Excerpt from a dataset:
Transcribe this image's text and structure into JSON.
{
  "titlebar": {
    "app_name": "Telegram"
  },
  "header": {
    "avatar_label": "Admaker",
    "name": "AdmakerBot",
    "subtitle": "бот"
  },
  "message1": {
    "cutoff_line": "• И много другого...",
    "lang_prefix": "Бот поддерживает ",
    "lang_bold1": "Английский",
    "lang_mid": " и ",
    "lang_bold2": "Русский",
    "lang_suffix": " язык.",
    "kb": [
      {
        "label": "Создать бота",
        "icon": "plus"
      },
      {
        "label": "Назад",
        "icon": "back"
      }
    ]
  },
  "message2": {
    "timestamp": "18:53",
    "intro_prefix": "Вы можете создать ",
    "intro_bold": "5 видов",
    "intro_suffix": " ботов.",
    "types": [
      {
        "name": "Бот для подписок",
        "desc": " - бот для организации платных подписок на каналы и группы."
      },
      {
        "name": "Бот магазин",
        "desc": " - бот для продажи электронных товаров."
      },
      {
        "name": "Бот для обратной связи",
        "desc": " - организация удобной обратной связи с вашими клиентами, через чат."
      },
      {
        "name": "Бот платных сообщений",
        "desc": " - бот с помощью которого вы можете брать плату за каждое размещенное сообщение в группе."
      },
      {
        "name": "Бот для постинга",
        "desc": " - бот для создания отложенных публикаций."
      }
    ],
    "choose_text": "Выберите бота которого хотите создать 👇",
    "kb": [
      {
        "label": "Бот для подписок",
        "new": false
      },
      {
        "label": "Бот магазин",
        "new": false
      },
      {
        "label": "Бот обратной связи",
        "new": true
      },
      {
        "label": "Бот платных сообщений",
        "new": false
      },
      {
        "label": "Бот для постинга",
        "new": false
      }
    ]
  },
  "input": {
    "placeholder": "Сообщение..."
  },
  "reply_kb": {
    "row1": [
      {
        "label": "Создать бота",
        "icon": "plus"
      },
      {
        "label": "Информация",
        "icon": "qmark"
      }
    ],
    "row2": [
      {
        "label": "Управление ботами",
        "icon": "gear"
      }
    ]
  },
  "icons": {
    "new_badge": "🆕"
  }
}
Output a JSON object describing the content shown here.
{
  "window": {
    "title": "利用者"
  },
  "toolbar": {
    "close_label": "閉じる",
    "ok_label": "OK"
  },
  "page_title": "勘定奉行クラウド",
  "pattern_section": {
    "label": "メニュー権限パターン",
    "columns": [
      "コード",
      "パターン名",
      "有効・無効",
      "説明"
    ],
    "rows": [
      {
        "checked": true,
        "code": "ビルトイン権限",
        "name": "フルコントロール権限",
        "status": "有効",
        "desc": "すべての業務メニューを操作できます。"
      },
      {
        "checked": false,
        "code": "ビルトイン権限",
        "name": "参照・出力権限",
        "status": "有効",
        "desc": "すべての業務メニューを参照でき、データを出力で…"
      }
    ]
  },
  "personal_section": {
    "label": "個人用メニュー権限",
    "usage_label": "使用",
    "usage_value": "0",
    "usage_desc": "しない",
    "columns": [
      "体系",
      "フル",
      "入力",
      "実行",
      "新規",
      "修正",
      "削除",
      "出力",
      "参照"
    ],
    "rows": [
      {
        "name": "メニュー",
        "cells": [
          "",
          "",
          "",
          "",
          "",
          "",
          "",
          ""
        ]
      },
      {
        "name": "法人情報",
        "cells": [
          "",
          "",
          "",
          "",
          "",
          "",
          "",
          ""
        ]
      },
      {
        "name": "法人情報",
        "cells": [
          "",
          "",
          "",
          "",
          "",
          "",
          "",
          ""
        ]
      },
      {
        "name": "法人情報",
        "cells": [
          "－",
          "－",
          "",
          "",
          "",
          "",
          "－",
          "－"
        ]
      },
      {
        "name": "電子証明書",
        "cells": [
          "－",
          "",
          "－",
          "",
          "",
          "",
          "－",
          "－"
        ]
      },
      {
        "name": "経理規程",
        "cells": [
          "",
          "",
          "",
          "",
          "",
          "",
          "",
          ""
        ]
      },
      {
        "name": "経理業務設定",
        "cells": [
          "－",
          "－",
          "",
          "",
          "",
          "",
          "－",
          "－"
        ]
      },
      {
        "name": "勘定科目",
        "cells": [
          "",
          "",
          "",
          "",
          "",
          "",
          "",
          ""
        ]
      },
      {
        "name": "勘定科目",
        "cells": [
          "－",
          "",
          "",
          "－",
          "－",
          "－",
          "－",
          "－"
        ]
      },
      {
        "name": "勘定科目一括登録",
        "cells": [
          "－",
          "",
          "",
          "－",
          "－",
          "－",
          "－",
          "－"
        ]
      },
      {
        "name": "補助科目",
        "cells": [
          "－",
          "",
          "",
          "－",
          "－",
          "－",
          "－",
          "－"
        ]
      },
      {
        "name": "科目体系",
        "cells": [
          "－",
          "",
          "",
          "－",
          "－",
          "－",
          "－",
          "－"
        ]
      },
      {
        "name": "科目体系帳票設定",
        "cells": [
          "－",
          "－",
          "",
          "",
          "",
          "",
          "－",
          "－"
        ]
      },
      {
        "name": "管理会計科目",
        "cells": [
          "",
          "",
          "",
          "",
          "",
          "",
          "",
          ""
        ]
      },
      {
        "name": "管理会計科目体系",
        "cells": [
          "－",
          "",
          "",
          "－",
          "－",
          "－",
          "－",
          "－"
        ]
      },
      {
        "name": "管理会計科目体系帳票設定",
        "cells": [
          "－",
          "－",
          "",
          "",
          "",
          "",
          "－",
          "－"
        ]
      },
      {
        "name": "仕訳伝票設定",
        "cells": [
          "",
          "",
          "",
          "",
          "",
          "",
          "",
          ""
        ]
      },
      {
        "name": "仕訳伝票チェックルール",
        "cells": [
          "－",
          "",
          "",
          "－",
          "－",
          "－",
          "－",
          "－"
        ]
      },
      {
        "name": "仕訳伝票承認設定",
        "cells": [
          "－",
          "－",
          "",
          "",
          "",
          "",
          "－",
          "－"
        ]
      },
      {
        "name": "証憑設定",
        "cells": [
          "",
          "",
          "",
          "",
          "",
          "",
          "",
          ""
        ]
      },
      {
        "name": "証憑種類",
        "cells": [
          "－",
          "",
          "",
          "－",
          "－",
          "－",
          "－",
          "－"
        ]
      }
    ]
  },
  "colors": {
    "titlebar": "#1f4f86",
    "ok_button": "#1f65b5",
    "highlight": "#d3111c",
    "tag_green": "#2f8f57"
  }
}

### WHAT THE TASK REQUIRES
Find how many of the lines above have the word "можете" in them. State only that number.

### CORRECT OUTPUT
2